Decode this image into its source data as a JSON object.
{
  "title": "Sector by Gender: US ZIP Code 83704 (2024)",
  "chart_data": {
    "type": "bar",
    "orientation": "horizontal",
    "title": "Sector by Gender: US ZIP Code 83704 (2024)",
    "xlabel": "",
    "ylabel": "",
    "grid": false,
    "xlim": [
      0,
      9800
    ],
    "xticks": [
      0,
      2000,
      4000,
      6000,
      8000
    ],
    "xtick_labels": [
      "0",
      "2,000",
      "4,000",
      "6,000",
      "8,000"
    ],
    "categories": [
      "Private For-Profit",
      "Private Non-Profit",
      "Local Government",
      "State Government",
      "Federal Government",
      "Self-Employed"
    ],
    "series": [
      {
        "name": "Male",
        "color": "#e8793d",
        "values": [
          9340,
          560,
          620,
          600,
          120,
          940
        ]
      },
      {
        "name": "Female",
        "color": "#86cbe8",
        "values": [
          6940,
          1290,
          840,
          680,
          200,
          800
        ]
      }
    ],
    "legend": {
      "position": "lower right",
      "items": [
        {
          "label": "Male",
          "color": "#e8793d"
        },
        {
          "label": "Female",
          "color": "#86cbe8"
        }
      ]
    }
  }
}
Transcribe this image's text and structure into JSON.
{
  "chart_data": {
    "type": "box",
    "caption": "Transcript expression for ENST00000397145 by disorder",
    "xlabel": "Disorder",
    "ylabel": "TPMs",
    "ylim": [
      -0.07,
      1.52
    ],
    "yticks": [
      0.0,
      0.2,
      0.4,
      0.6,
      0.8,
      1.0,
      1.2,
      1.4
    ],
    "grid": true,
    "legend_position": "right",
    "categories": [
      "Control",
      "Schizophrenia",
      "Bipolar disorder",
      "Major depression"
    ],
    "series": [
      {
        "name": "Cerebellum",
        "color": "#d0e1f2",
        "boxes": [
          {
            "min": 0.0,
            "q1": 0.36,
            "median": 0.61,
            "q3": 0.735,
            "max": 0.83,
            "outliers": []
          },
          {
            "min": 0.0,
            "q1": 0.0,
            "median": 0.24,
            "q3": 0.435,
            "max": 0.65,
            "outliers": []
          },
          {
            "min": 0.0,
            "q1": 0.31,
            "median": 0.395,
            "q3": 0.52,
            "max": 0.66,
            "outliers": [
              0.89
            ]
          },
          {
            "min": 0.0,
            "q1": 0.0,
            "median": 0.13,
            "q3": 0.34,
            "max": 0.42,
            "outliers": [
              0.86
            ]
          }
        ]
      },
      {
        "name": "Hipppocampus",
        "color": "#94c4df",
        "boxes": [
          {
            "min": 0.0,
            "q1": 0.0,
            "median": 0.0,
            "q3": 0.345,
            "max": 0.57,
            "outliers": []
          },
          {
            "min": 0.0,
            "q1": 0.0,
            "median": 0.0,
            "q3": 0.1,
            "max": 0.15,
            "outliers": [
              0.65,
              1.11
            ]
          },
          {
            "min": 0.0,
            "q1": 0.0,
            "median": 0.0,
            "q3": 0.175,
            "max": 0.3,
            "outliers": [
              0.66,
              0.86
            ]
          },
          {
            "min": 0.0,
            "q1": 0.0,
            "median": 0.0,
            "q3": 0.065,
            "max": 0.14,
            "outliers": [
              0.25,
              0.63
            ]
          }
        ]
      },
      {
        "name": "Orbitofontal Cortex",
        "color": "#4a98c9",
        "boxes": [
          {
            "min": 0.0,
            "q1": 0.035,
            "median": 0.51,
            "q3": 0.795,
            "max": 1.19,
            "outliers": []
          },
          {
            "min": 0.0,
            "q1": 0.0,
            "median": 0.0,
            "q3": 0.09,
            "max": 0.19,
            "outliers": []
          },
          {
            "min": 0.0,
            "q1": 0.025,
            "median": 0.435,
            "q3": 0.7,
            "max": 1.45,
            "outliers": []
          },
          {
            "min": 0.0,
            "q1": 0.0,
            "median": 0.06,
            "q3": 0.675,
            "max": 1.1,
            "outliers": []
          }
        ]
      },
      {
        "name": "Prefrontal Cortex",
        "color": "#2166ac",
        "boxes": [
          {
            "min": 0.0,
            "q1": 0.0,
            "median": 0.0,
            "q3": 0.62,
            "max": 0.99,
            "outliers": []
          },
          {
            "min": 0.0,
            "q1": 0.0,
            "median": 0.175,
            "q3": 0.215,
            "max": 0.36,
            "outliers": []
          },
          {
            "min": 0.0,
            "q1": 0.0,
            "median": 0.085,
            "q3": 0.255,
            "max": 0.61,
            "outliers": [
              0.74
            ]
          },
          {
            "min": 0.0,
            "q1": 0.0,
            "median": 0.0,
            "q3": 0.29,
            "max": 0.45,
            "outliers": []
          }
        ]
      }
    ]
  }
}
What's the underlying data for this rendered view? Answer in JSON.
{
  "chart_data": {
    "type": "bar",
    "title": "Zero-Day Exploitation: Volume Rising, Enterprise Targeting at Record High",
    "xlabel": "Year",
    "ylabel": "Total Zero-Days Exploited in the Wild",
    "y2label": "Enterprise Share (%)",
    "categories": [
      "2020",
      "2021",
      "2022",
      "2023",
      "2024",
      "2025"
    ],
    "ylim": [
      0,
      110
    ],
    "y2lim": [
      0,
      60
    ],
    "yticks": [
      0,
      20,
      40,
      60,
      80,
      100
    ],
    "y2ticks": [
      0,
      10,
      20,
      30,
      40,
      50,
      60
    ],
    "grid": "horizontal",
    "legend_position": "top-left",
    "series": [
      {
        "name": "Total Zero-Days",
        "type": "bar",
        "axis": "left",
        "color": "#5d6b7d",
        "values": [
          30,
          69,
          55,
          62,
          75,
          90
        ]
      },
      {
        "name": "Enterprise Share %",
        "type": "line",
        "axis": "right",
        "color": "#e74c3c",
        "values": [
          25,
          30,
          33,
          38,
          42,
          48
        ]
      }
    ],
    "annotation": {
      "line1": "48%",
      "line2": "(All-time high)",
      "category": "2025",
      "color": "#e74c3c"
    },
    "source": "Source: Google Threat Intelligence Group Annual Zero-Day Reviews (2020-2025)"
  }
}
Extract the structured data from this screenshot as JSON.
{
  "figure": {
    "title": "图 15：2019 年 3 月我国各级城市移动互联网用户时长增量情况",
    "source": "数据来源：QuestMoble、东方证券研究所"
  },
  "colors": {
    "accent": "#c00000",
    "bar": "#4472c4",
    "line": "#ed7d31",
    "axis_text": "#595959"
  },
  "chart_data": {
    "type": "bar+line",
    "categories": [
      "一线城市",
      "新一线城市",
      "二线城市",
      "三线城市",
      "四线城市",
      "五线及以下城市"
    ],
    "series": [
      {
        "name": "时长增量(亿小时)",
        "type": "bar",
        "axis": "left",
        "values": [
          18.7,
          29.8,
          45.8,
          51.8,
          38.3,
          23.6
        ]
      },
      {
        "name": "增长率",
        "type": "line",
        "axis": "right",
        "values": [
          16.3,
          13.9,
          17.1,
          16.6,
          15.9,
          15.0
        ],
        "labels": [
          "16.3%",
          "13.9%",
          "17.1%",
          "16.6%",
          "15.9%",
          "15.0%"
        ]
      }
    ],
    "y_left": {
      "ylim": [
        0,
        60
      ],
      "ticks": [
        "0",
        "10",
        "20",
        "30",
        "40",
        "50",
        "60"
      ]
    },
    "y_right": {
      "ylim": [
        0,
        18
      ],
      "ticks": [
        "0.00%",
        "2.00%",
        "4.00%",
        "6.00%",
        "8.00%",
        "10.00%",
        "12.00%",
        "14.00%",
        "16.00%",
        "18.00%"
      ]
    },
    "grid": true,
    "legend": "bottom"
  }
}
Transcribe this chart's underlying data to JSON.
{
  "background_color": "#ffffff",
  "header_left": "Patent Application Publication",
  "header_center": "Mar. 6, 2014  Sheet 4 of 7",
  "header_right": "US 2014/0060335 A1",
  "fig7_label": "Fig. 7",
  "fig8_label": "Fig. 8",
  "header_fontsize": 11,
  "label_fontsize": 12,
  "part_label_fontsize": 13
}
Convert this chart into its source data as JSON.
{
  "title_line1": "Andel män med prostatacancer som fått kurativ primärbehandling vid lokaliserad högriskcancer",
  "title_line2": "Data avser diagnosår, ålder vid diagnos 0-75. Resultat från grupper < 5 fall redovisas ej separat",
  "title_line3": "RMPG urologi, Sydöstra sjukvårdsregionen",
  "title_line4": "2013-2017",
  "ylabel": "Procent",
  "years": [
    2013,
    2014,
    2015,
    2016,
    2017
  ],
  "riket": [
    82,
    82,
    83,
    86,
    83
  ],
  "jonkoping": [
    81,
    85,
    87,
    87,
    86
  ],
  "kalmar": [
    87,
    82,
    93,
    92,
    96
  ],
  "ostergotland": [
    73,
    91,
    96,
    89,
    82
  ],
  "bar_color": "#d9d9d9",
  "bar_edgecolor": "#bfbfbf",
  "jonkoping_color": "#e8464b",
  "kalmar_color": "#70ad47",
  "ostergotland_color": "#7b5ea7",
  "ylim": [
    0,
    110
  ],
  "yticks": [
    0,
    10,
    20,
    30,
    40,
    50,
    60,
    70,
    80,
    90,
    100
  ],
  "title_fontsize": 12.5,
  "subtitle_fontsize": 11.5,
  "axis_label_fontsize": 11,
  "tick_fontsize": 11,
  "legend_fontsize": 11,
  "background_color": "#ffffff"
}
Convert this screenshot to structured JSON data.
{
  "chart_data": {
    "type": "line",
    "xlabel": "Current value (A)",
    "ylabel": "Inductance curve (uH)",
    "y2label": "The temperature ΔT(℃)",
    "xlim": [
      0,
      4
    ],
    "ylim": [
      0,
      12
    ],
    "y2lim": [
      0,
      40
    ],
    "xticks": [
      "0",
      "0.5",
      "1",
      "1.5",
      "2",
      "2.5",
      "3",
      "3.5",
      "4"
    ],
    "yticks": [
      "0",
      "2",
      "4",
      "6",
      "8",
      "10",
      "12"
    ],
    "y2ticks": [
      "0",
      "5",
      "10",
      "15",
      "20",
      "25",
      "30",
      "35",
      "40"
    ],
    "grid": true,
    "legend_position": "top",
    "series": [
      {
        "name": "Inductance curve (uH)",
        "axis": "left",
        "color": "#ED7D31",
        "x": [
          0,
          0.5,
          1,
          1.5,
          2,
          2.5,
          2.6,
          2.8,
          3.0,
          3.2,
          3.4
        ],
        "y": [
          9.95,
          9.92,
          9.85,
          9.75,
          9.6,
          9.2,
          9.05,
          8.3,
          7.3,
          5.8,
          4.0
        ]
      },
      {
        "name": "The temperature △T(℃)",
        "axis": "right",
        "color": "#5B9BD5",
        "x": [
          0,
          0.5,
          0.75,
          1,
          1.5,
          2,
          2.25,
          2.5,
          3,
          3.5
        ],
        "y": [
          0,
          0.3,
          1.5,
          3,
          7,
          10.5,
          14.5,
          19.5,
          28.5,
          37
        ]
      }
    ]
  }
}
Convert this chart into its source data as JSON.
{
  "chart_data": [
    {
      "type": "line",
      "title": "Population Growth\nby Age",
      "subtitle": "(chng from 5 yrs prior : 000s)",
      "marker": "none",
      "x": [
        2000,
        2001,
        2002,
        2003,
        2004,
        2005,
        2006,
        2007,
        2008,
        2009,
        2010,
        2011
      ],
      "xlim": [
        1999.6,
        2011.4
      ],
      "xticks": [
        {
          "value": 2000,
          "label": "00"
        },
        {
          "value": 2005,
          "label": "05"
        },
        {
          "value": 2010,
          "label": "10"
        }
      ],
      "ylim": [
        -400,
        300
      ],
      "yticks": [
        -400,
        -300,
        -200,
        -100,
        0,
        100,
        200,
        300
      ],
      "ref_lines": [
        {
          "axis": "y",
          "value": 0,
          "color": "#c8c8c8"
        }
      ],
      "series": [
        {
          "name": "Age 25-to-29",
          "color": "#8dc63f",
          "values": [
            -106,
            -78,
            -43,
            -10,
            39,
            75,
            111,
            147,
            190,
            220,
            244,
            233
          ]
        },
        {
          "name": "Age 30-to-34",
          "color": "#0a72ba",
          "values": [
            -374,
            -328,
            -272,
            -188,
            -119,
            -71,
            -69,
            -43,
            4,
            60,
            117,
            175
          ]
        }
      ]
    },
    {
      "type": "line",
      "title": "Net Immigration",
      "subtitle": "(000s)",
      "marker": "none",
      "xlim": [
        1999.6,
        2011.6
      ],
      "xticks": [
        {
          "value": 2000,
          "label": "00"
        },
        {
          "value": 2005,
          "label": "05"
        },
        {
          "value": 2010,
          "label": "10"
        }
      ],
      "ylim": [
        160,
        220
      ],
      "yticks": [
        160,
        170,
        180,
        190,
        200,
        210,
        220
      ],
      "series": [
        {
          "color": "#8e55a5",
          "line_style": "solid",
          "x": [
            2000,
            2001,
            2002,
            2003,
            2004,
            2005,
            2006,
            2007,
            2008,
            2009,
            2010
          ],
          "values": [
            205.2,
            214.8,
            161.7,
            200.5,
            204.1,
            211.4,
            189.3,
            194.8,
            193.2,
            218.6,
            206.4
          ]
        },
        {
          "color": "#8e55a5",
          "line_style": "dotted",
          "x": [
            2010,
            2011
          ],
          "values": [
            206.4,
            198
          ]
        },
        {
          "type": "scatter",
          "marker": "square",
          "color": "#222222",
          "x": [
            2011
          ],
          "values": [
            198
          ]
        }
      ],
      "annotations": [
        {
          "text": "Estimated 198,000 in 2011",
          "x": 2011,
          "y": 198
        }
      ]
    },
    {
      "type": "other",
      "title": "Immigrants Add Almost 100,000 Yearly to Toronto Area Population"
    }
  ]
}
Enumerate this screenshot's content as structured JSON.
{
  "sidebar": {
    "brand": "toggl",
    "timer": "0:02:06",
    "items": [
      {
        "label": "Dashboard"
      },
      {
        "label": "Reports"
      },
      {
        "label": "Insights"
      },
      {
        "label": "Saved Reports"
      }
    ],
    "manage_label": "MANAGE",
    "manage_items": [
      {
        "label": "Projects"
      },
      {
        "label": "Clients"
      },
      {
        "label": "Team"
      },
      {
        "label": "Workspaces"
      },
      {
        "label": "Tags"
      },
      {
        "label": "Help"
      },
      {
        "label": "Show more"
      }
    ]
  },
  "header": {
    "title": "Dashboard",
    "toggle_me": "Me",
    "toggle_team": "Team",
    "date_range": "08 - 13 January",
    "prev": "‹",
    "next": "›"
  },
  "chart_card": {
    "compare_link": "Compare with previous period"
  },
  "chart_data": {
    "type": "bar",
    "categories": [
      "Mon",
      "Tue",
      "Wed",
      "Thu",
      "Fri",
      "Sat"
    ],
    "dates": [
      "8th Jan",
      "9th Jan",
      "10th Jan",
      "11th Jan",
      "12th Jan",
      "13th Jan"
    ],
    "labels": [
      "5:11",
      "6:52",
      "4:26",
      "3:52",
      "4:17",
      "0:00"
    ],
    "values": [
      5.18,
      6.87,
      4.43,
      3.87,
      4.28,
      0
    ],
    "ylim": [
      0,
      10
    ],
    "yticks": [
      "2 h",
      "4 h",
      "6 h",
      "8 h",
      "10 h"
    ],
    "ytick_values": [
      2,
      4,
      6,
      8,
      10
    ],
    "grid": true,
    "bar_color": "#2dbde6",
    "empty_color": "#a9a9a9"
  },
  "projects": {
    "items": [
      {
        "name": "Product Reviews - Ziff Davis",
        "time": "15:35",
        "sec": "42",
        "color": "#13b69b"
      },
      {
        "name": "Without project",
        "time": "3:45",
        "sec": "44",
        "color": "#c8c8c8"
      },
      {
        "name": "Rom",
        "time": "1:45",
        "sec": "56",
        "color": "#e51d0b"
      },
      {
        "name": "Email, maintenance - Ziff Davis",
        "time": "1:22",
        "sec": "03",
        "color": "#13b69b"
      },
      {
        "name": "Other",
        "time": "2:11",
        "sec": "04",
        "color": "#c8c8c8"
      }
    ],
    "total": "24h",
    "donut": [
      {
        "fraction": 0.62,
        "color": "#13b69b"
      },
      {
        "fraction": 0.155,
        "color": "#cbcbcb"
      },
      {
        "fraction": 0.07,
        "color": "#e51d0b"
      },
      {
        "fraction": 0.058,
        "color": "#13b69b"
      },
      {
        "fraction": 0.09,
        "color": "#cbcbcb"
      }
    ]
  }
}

+++++

Copy each line above containing the string "Zero".

    "title": "Zero-Day Exploitation: Volume Rising, Enterprise Targeting at Record High",
    "ylabel": "Total Zero-Days Exploited in the Wild",
        "name": "Total Zero-Days",
    "source": "Source: Google Threat Intelligence Group Annual Zero-Day Reviews (2020-2025)"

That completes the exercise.